§ Goal: Output the records exactly as they appear, with no pictures included.

§ Dataset records:
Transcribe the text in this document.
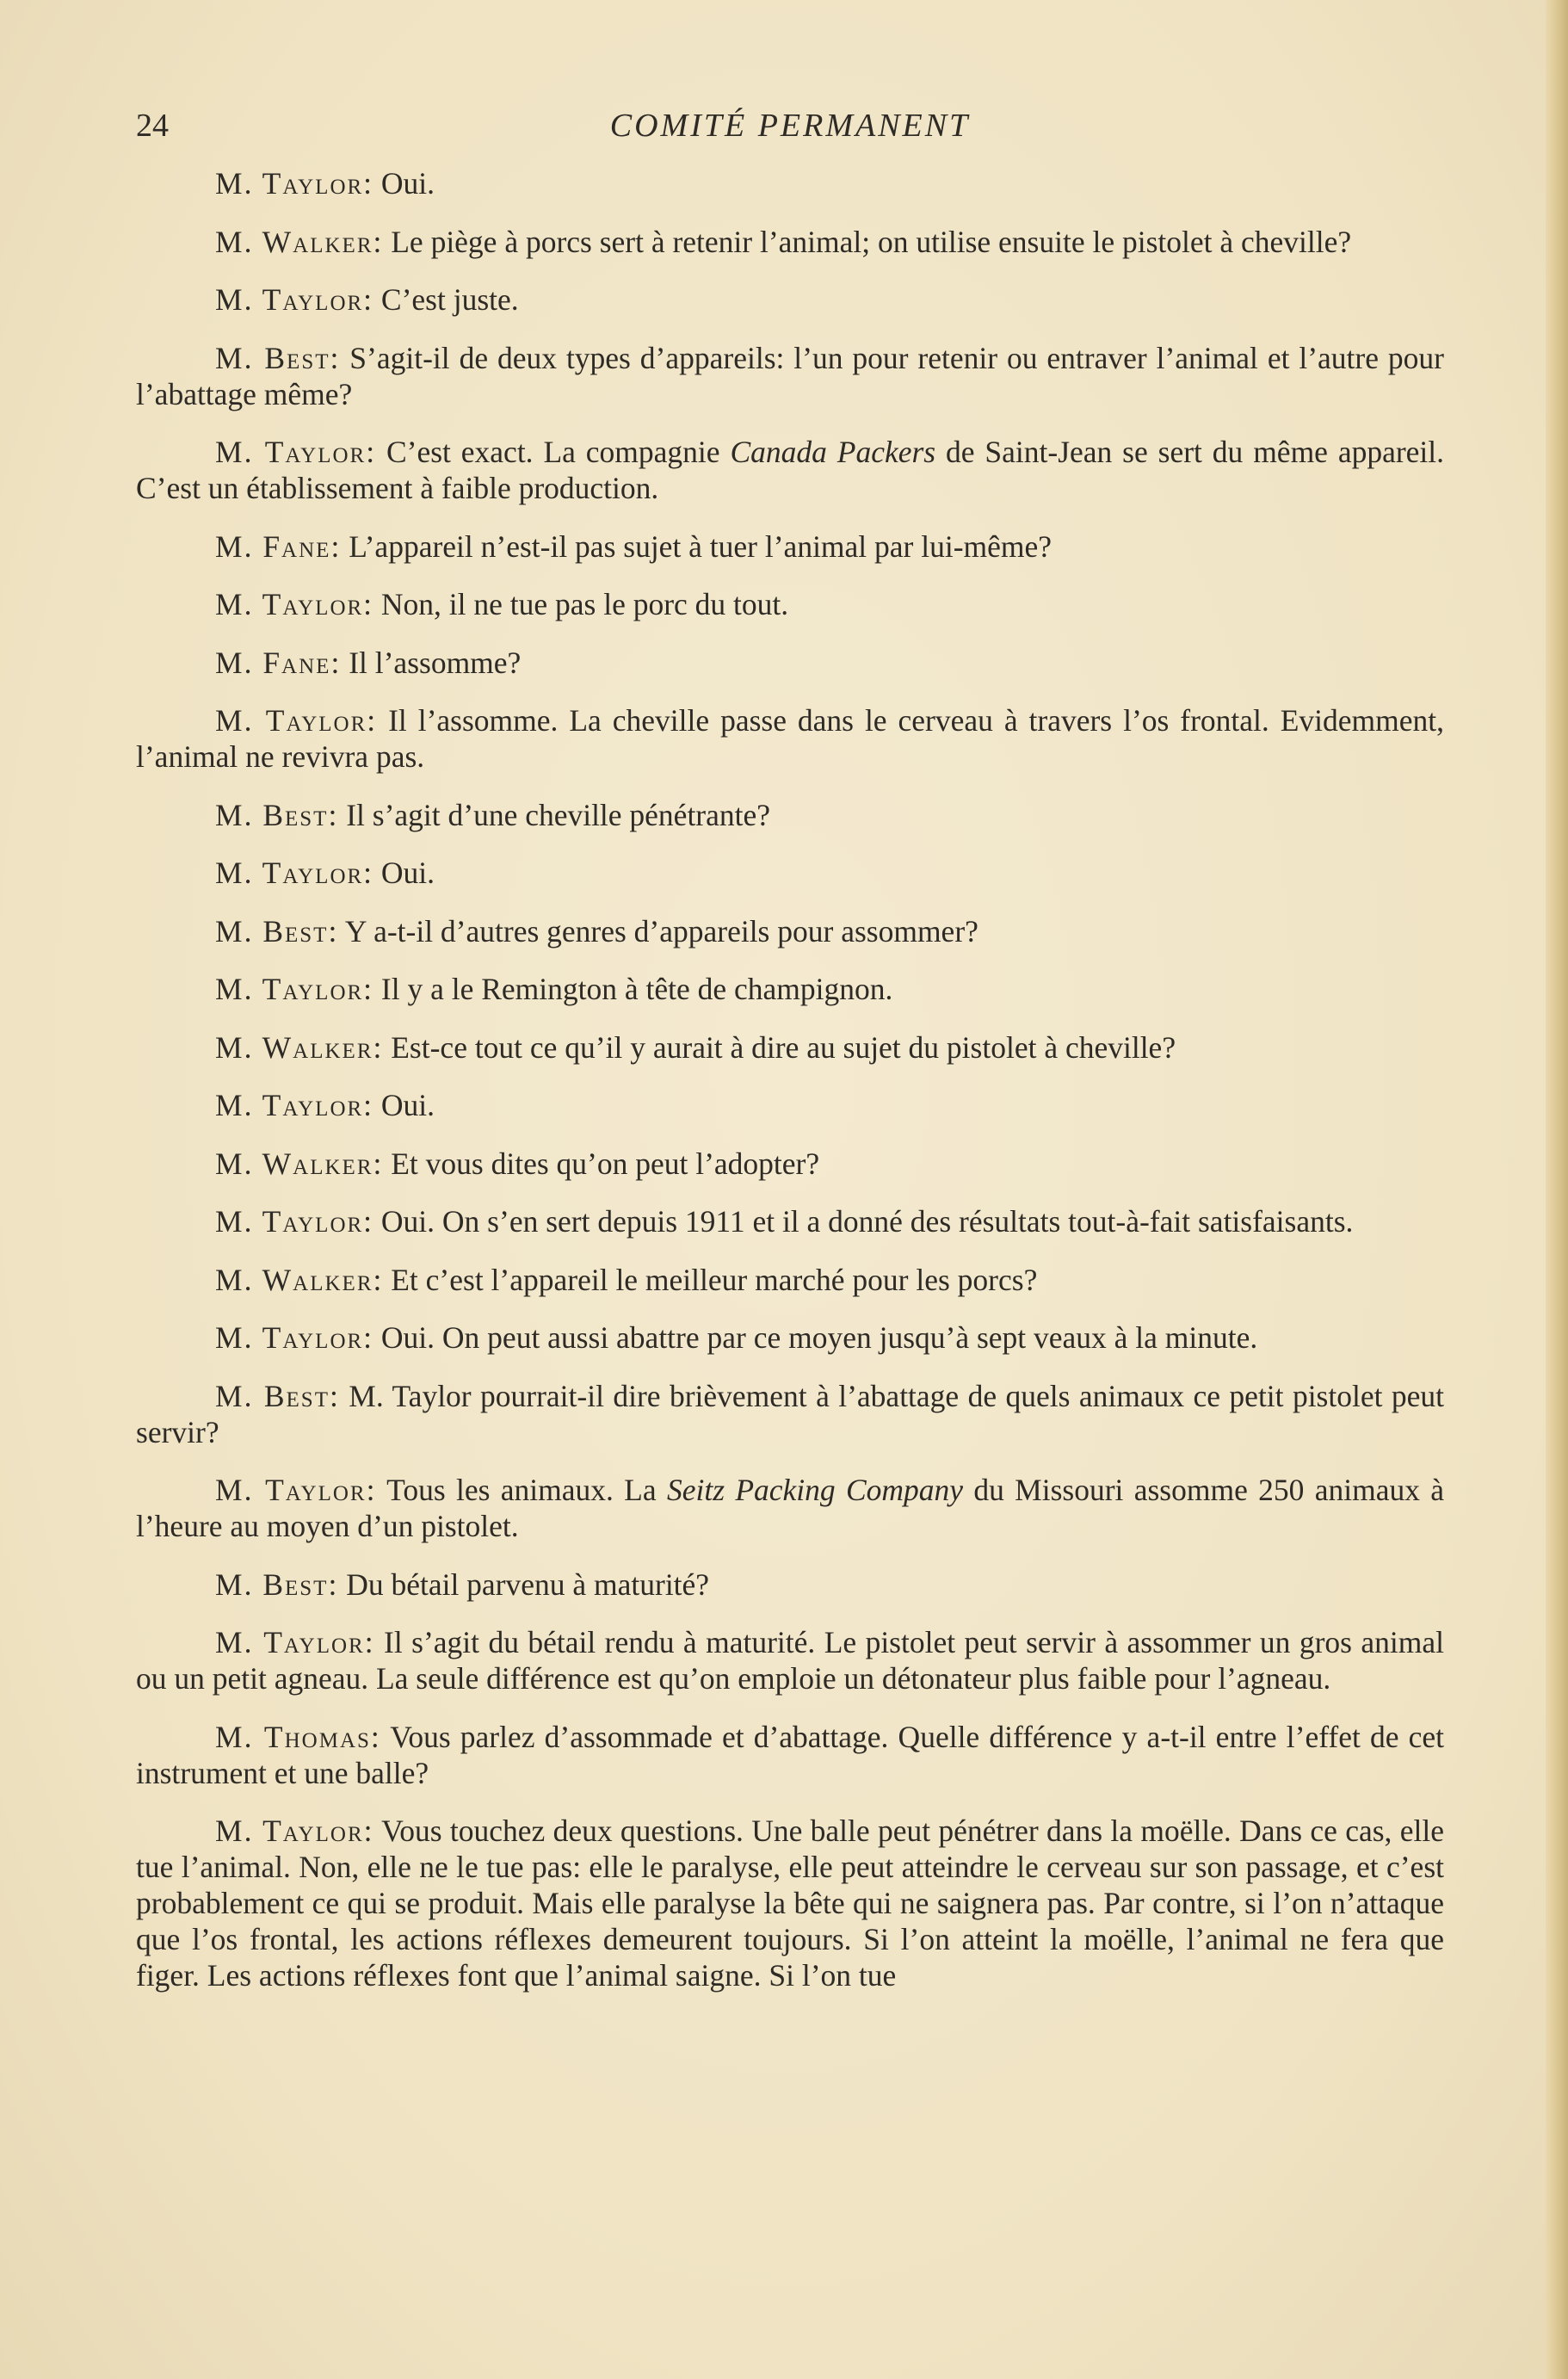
24	COMITÉ PERMANENT

M. Taylor: Oui.

M. Walker: Le piège à porcs sert à retenir l’animal; on utilise ensuite le pistolet à cheville?

M. Taylor: C’est juste.

M. Best: S’agit-il de deux types d’appareils: l’un pour retenir ou entraver l’animal et l’autre pour l’abattage même?

M. Taylor: C’est exact. La compagnie Canada Packers de Saint-Jean se sert du même appareil. C’est un établissement à faible production.

M. Fane: L’appareil n’est-il pas sujet à tuer l’animal par lui-même?

M. Taylor: Non, il ne tue pas le porc du tout.

M. Fane: Il l’assomme?

M. Taylor: Il l’assomme. La cheville passe dans le cerveau à travers l’os frontal. Evidemment, l’animal ne revivra pas.

M. Best: Il s’agit d’une cheville pénétrante?

M. Taylor: Oui.

M. Best: Y a-t-il d’autres genres d’appareils pour assommer?

M. Taylor: Il y a le Remington à tête de champignon.

M. Walker: Est-ce tout ce qu’il y aurait à dire au sujet du pistolet à cheville?

M. Taylor: Oui.

M. Walker: Et vous dites qu’on peut l’adopter?

M. Taylor: Oui. On s’en sert depuis 1911 et il a donné des résultats tout-à-fait satisfaisants.

M. Walker: Et c’est l’appareil le meilleur marché pour les porcs?

M. Taylor: Oui. On peut aussi abattre par ce moyen jusqu’à sept veaux à la minute.

M. Best: M. Taylor pourrait-il dire brièvement à l’abattage de quels animaux ce petit pistolet peut servir?

M. Taylor: Tous les animaux. La Seitz Packing Company du Missouri assomme 250 animaux à l’heure au moyen d’un pistolet.

M. Best: Du bétail parvenu à maturité?

M. Taylor: Il s’agit du bétail rendu à maturité. Le pistolet peut servir à assommer un gros animal ou un petit agneau. La seule différence est qu’on emploie un détonateur plus faible pour l’agneau.

M. Thomas: Vous parlez d’assommade et d’abattage. Quelle différence y a-t-il entre l’effet de cet instrument et une balle?

M. Taylor: Vous touchez deux questions. Une balle peut pénétrer dans la moëlle. Dans ce cas, elle tue l’animal. Non, elle ne le tue pas: elle le paralyse, elle peut atteindre le cerveau sur son passage, et c’est probablement ce qui se produit. Mais elle paralyse la bête qui ne saignera pas. Par contre, si l’on n’attaque que l’os frontal, les actions réflexes demeurent toujours. Si l’on atteint la moëlle, l’animal ne fera que figer. Les actions réflexes font que l’animal saigne. Si l’on tue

§ Response to the exercise:
Transcribe the text in this document.
24	COMITÉ PERMANENT

M. Taylor: Oui.

M. Walker: Le piège à porcs sert à retenir l’animal; on utilise ensuite le pistolet à cheville?

M. Taylor: C’est juste.

M. Best: S’agit-il de deux types d’appareils: l’un pour retenir ou entraver l’animal et l’autre pour l’abattage même?

M. Taylor: C’est exact. La compagnie Canada Packers de Saint-Jean se sert du même appareil. C’est un établissement à faible production.

M. Fane: L’appareil n’est-il pas sujet à tuer l’animal par lui-même?

M. Taylor: Non, il ne tue pas le porc du tout.

M. Fane: Il l’assomme?

M. Taylor: Il l’assomme. La cheville passe dans le cerveau à travers l’os frontal. Evidemment, l’animal ne revivra pas.

M. Best: Il s’agit d’une cheville pénétrante?

M. Taylor: Oui.

M. Best: Y a-t-il d’autres genres d’appareils pour assommer?

M. Taylor: Il y a le Remington à tête de champignon.

M. Walker: Est-ce tout ce qu’il y aurait à dire au sujet du pistolet à cheville?

M. Taylor: Oui.

M. Walker: Et vous dites qu’on peut l’adopter?

M. Taylor: Oui. On s’en sert depuis 1911 et il a donné des résultats tout-à-fait satisfaisants.

M. Walker: Et c’est l’appareil le meilleur marché pour les porcs?

M. Taylor: Oui. On peut aussi abattre par ce moyen jusqu’à sept veaux à la minute.

M. Best: M. Taylor pourrait-il dire brièvement à l’abattage de quels animaux ce petit pistolet peut servir?

M. Taylor: Tous les animaux. La Seitz Packing Company du Missouri assomme 250 animaux à l’heure au moyen d’un pistolet.

M. Best: Du bétail parvenu à maturité?

M. Taylor: Il s’agit du bétail rendu à maturité. Le pistolet peut servir à assommer un gros animal ou un petit agneau. La seule différence est qu’on emploie un détonateur plus faible pour l’agneau.

M. Thomas: Vous parlez d’assommade et d’abattage. Quelle différence y a-t-il entre l’effet de cet instrument et une balle?

M. Taylor: Vous touchez deux questions. Une balle peut pénétrer dans la moëlle. Dans ce cas, elle tue l’animal. Non, elle ne le tue pas: elle le paralyse, elle peut atteindre le cerveau sur son passage, et c’est probablement ce qui se produit. Mais elle paralyse la bête qui ne saignera pas. Par contre, si l’on n’attaque que l’os frontal, les actions réflexes demeurent toujours. Si l’on atteint la moëlle, l’animal ne fera que figer. Les actions réflexes font que l’animal saigne. Si l’on tue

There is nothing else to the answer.